--- Begin Input ---

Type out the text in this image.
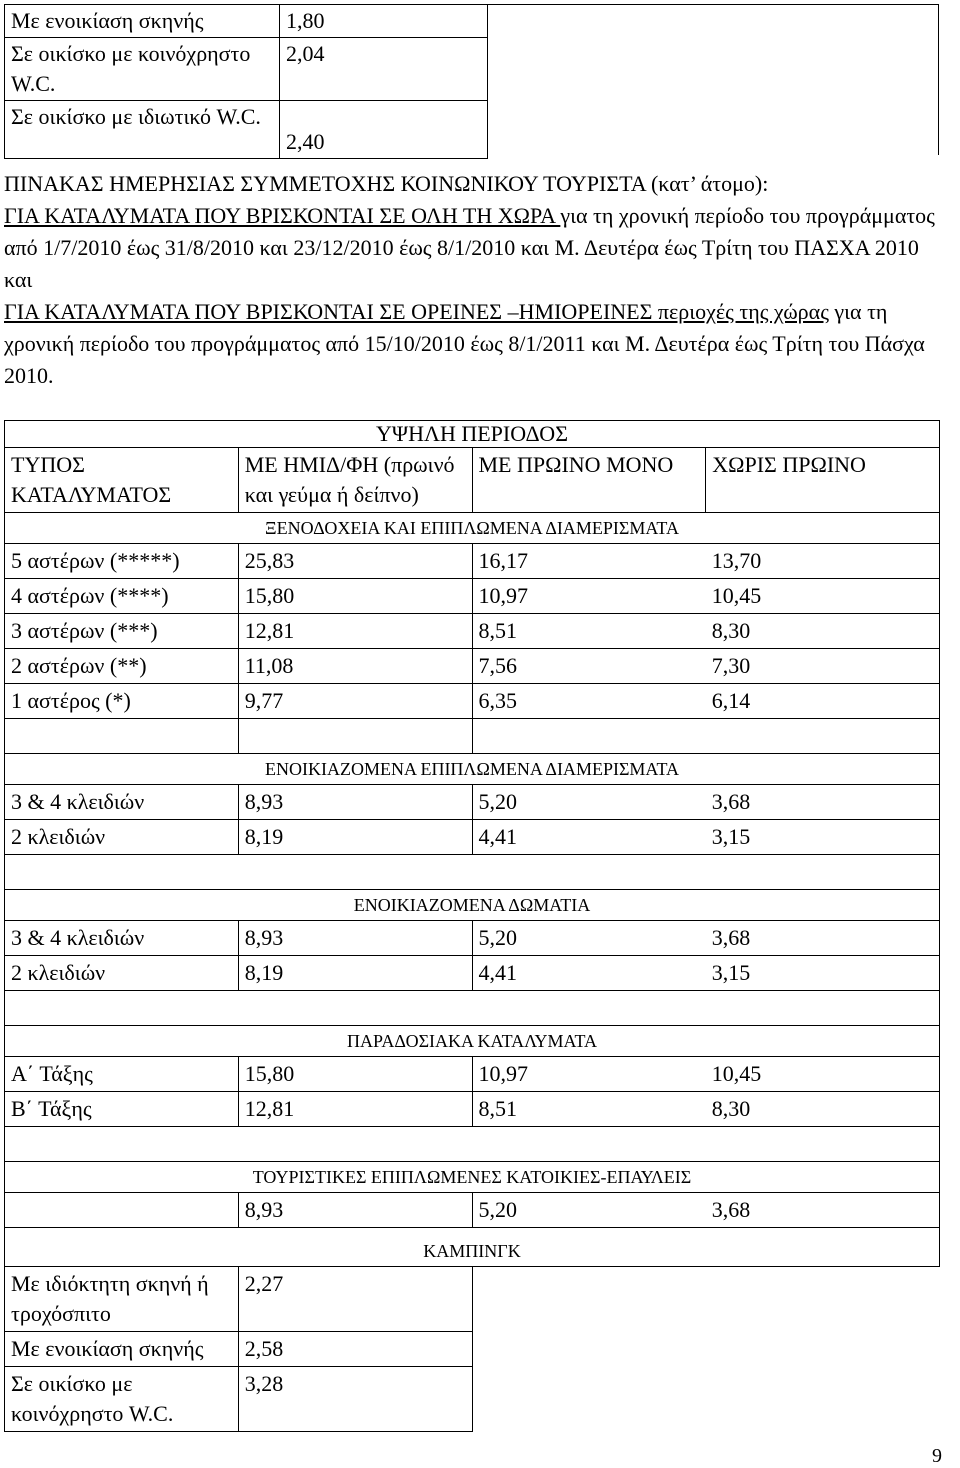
Με ενοικίαση σκηνής	1,80
Σε οικίσκο με κοινόχρηστο W.C.	2,04
Σε οικίσκο με ιδιωτικό W.C.	2,40
ΠΙΝΑΚΑΣ ΗΜΕΡΗΣΙΑΣ ΣΥΜΜΕΤΟΧΗΣ ΚΟΙΝΩΝΙΚΟΥ ΤΟΥΡΙΣΤΑ (κατ’ άτομο):
ΓΙΑ ΚΑΤΑΛΥΜΑΤΑ ΠΟΥ ΒΡΙΣΚΟΝΤΑΙ ΣΕ ΟΛΗ ΤΗ ΧΩΡΑ για τη χρονική περίοδο του προγράμματος από 1/7/2010 έως 31/8/2010 και 23/12/2010 έως 8/1/2010 και Μ. Δευτέρα έως Τρίτη του ΠΑΣΧΑ 2010 και
ΓΙΑ ΚΑΤΑΛΥΜΑΤΑ ΠΟΥ ΒΡΙΣΚΟΝΤΑΙ ΣΕ ΟΡΕΙΝΕΣ –ΗΜΙΟΡΕΙΝΕΣ περιοχές της χώρας για τη χρονική περίοδο του προγράμματος από 15/10/2010 έως 8/1/2011 και Μ. Δευτέρα έως Τρίτη του Πάσχα 2010.
ΥΨΗΛΗ ΠΕΡΙΟΔΟΣ			
ΤΥΠΟΣ ΚΑΤΑΛΥΜΑΤΟΣ	ΜΕ ΗΜΙΔ/ΦΗ (πρωινό και γεύμα ή δείπνο)	ΜΕ ΠΡΩΙΝΟ ΜΟΝΟ	ΧΩΡΙΣ ΠΡΩΙΝΟ
ΞΕΝΟΔΟΧΕΙΑ ΚΑΙ ΕΠΙΠΛΩΜΕΝΑ ΔΙΑΜΕΡΙΣΜΑΤΑ			
5 αστέρων (*****)	25,83	16,17	13,70
4 αστέρων (****)	15,80	10,97	10,45
3 αστέρων (***)	12,81	8,51	8,30
2 αστέρων (**)	11,08	7,56	7,30
1 αστέρος (*)	9,77	6,35	6,14

ΕΝΟΙΚΙΑΖΟΜΕΝΑ ΕΠΙΠΛΩΜΕΝΑ ΔΙΑΜΕΡΙΣΜΑΤΑ			
3 & 4 κλειδιών	8,93	5,20	3,68
2 κλειδιών	8,19	4,41	3,15

ΕΝΟΙΚΙΑΖΟΜΕΝΑ ΔΩΜΑΤΙΑ			
3 & 4 κλειδιών	8,93	5,20	3,68
2 κλειδιών	8,19	4,41	3,15

ΠΑΡΑΔΟΣΙΑΚΑ ΚΑΤΑΛΥΜΑΤΑ			
Α΄ Τάξης	15,80	10,97	10,45
Β΄ Τάξης	12,81	8,51	8,30

ΤΟΥΡΙΣΤΙΚΕΣ ΕΠΙΠΛΩΜΕΝΕΣ ΚΑΤΟΙΚΙΕΣ-ΕΠΑΥΛΕΙΣ			
	8,93	5,20	3,68
ΚΑΜΠΙΝΓΚ			
Με ιδιόκτητη σκηνή ή τροχόσπιτο	2,27		
Με ενοικίαση σκηνής	2,58		
Σε οικίσκο με κοινόχρηστο W.C.	3,28		
9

--- End Input ---

» **Goal**
Copy down every line of the material above that includes the string "κοινόχρηστο".

» **Expected answer**
Σε οικίσκο με κοινόχρηστο W.C.	2,04
Σε οικίσκο με κοινόχρηστο W.C.	3,28		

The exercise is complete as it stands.